Saved entries
==*==

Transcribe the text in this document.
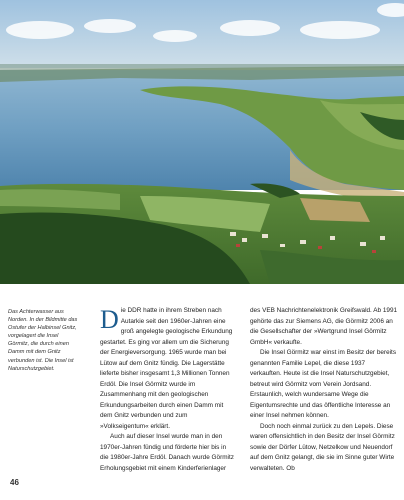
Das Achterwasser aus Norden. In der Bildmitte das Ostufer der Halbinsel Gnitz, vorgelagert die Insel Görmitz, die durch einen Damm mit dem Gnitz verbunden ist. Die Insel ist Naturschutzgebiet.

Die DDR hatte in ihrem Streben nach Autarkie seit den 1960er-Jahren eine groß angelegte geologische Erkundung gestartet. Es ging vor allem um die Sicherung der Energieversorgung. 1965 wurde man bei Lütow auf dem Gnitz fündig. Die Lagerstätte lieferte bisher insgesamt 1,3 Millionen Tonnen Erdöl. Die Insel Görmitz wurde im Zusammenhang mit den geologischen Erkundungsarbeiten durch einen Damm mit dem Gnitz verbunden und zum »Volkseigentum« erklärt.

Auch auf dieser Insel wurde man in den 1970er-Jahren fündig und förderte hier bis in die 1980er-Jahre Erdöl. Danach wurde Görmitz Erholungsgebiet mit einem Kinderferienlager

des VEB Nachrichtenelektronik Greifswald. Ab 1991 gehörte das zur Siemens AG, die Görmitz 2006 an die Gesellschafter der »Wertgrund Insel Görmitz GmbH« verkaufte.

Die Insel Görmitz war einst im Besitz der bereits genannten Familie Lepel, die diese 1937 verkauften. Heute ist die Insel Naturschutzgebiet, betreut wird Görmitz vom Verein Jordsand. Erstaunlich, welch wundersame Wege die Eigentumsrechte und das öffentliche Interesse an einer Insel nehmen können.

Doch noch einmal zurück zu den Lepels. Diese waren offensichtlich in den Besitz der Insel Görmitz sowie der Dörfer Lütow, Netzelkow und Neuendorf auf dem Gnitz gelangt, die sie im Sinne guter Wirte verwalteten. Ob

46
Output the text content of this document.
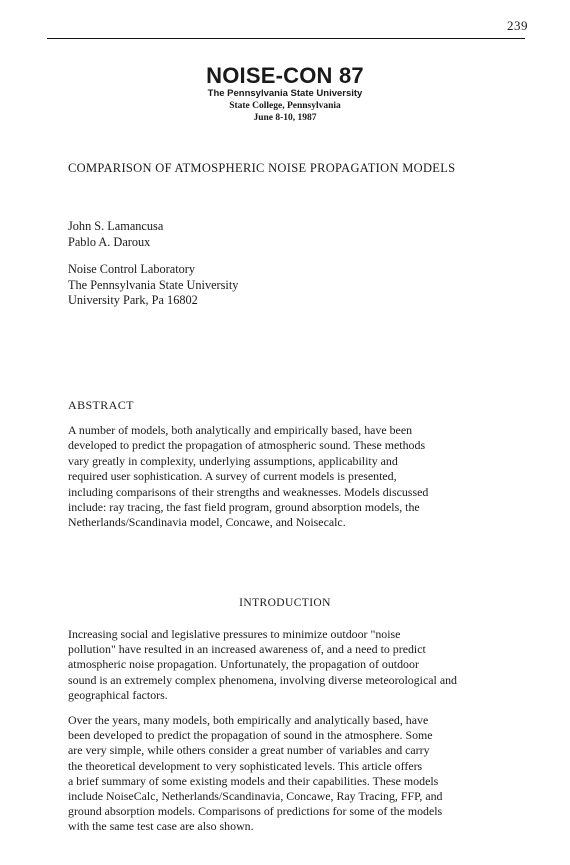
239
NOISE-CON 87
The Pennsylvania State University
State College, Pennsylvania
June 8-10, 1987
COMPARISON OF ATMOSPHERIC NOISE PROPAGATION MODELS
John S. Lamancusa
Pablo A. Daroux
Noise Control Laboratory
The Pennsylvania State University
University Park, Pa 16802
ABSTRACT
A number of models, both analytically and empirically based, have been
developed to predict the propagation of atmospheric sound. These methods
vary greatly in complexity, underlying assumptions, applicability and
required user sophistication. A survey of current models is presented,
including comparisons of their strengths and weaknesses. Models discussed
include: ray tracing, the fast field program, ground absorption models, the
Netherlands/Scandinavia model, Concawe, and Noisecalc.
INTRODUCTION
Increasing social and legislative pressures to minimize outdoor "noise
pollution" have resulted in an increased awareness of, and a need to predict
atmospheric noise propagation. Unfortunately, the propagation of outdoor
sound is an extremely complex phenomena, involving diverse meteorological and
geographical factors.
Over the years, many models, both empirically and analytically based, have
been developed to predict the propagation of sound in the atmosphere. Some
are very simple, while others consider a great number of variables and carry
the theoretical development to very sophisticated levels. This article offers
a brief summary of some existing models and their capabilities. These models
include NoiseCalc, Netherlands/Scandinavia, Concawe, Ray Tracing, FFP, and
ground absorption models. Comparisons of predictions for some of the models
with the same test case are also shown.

==*==

**What you need to do**: Set down the records in full and exactly. Do not carry over any image.

**Solution for this problem**:
Transcribe the text in this document.
Das Achterwasser aus Norden. In der Bildmitte das Ostufer der Halbinsel Gnitz, vorgelagert die Insel Görmitz, die durch einen Damm mit dem Gnitz verbunden ist. Die Insel ist Naturschutzgebiet.

Die DDR hatte in ihrem Streben nach Autarkie seit den 1960er-Jahren eine groß angelegte geologische Erkundung gestartet. Es ging vor allem um die Sicherung der Energieversorgung. 1965 wurde man bei Lütow auf dem Gnitz fündig. Die Lagerstätte lieferte bisher insgesamt 1,3 Millionen Tonnen Erdöl. Die Insel Görmitz wurde im Zusammenhang mit den geologischen Erkundungsarbeiten durch einen Damm mit dem Gnitz verbunden und zum »Volkseigentum« erklärt.

Auch auf dieser Insel wurde man in den 1970er-Jahren fündig und förderte hier bis in die 1980er-Jahre Erdöl. Danach wurde Görmitz Erholungsgebiet mit einem Kinderferienlager

des VEB Nachrichtenelektronik Greifswald. Ab 1991 gehörte das zur Siemens AG, die Görmitz 2006 an die Gesellschafter der »Wertgrund Insel Görmitz GmbH« verkaufte.

Die Insel Görmitz war einst im Besitz der bereits genannten Familie Lepel, die diese 1937 verkauften. Heute ist die Insel Naturschutzgebiet, betreut wird Görmitz vom Verein Jordsand. Erstaunlich, welch wundersame Wege die Eigentumsrechte und das öffentliche Interesse an einer Insel nehmen können.

Doch noch einmal zurück zu den Lepels. Diese waren offensichtlich in den Besitz der Insel Görmitz sowie der Dörfer Lütow, Netzelkow und Neuendorf auf dem Gnitz gelangt, die sie im Sinne guter Wirte verwalteten. Ob

46
Output the text content of this document.
239
NOISE-CON 87
The Pennsylvania State University
State College, Pennsylvania
June 8-10, 1987
COMPARISON OF ATMOSPHERIC NOISE PROPAGATION MODELS
John S. Lamancusa
Pablo A. Daroux
Noise Control Laboratory
The Pennsylvania State University
University Park, Pa 16802
ABSTRACT
A number of models, both analytically and empirically based, have been
developed to predict the propagation of atmospheric sound. These methods
vary greatly in complexity, underlying assumptions, applicability and
required user sophistication. A survey of current models is presented,
including comparisons of their strengths and weaknesses. Models discussed
include: ray tracing, the fast field program, ground absorption models, the
Netherlands/Scandinavia model, Concawe, and Noisecalc.
INTRODUCTION
Increasing social and legislative pressures to minimize outdoor "noise
pollution" have resulted in an increased awareness of, and a need to predict
atmospheric noise propagation. Unfortunately, the propagation of outdoor
sound is an extremely complex phenomena, involving diverse meteorological and
geographical factors.
Over the years, many models, both empirically and analytically based, have
been developed to predict the propagation of sound in the atmosphere. Some
are very simple, while others consider a great number of variables and carry
the theoretical development to very sophisticated levels. This article offers
a brief summary of some existing models and their capabilities. These models
include NoiseCalc, Netherlands/Scandinavia, Concawe, Ray Tracing, FFP, and
ground absorption models. Comparisons of predictions for some of the models
with the same test case are also shown.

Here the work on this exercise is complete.